-- Begin EXTRACT PROVIDED --
I hope this (true) story illustrates why it’s so important to establish why we’re here as a basis for creating community — and why everyone in the community needs to be on the same page.

And a similar story from Kat Kinkade of Twin Oaks about the problem of ignoring the vision documents when joining

Kat Kinkade, cofounder of Twin Oaks community in Virginia, describes a similar circumstance. Once some friends of hers were appalled by what they read in the vision documents of a particular community. But when they met someone from that community whom they liked very much, they decided to visit, and found everyone there to be friendly, warm, and charming. Figuring that actions speak louder than words they decided to ignore the community’s declared vision and values and join anyway.

But as Kat’s friends lived there over the months, they found themselves increasingly at odds with the community’s founders. While everyone was warm and courteous at first, the newcomers’ values and goals weren’t compatible with the community’s, and soon they were embroiled in serious conflict over the direction the community. Eventually the dissension and distrust grew so bitter that Kat’s friends left the community — and so did several other members, disillusioned by the bad blood generated by power struggles over vision and values.
-- End EXTRACT PROVIDED --
-- Begin LISTED RECORDS --
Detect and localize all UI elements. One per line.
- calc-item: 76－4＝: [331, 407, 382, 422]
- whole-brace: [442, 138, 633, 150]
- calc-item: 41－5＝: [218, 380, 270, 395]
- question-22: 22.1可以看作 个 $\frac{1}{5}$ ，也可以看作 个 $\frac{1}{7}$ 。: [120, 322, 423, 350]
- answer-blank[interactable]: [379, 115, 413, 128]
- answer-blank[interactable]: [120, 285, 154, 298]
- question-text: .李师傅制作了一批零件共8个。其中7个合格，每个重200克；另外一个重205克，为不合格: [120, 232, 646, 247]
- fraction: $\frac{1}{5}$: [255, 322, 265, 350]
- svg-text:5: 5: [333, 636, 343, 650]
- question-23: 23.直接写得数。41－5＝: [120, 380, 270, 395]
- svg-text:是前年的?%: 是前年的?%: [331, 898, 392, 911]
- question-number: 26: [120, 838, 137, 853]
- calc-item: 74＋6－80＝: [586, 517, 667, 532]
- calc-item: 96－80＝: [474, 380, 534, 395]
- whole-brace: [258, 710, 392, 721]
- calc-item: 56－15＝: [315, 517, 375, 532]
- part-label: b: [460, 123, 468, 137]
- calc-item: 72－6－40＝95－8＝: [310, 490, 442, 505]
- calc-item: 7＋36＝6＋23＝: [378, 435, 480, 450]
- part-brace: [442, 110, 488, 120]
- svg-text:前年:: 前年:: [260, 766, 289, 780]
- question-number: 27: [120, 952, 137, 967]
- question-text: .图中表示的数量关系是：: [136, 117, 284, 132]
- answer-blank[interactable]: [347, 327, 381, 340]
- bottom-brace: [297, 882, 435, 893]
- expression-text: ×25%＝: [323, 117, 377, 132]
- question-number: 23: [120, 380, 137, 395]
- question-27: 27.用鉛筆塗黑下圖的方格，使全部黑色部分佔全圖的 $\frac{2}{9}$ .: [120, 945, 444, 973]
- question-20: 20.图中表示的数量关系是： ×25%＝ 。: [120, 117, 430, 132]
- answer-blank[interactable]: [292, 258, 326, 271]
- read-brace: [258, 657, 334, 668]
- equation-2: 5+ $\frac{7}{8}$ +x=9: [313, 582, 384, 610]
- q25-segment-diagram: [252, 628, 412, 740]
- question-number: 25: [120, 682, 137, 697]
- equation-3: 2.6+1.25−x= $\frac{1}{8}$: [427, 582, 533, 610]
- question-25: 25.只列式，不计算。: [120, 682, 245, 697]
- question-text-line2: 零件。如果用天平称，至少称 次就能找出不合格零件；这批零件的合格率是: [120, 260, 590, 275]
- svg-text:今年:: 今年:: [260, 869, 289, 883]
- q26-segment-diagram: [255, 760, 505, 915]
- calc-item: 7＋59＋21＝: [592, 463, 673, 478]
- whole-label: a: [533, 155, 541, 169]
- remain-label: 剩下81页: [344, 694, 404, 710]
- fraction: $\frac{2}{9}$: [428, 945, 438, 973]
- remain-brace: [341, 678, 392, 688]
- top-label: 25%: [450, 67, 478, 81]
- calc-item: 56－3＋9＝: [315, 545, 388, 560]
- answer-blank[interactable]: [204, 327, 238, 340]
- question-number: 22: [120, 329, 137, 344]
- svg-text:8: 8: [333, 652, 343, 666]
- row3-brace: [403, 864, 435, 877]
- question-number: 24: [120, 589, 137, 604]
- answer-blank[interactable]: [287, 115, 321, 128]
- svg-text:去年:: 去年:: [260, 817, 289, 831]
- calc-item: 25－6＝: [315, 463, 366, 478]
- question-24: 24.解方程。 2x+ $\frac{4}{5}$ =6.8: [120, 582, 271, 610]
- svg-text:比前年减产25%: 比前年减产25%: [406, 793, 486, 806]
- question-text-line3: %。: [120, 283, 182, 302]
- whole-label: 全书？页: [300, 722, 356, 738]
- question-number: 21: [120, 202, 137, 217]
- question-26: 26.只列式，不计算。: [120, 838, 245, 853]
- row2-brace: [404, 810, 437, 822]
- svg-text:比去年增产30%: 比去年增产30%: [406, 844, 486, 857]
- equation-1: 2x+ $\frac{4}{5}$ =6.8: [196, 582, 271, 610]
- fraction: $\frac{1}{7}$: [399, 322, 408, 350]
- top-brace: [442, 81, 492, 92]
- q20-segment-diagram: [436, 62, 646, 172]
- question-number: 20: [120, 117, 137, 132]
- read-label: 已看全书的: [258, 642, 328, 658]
-- End LISTED RECORDS --
CHALLENGES.
1. List every distinct proper name (people, communities, and places) that appears in the excerpt on community vision.
2. Print the passage of the excerpt on community vision starting with "But as Kat’s" and going on through "vision and values.".

RESULTS FOR EACH TASK.
1.
Kat Kinkade
Twin Oaks
Virginia

2.
But as Kat’s friends lived there over the months, they found themselves increasingly at odds with the community’s founders. While everyone was warm and courteous at first, the newcomers’ values and goals weren’t compatible with the community’s, and soon they were embroiled in serious conflict over the direction the community. Eventually the dissension and distrust grew so bitter that Kat’s friends left the community — and so did several other members, disillusioned by the bad blood generated by power struggles over vision and values.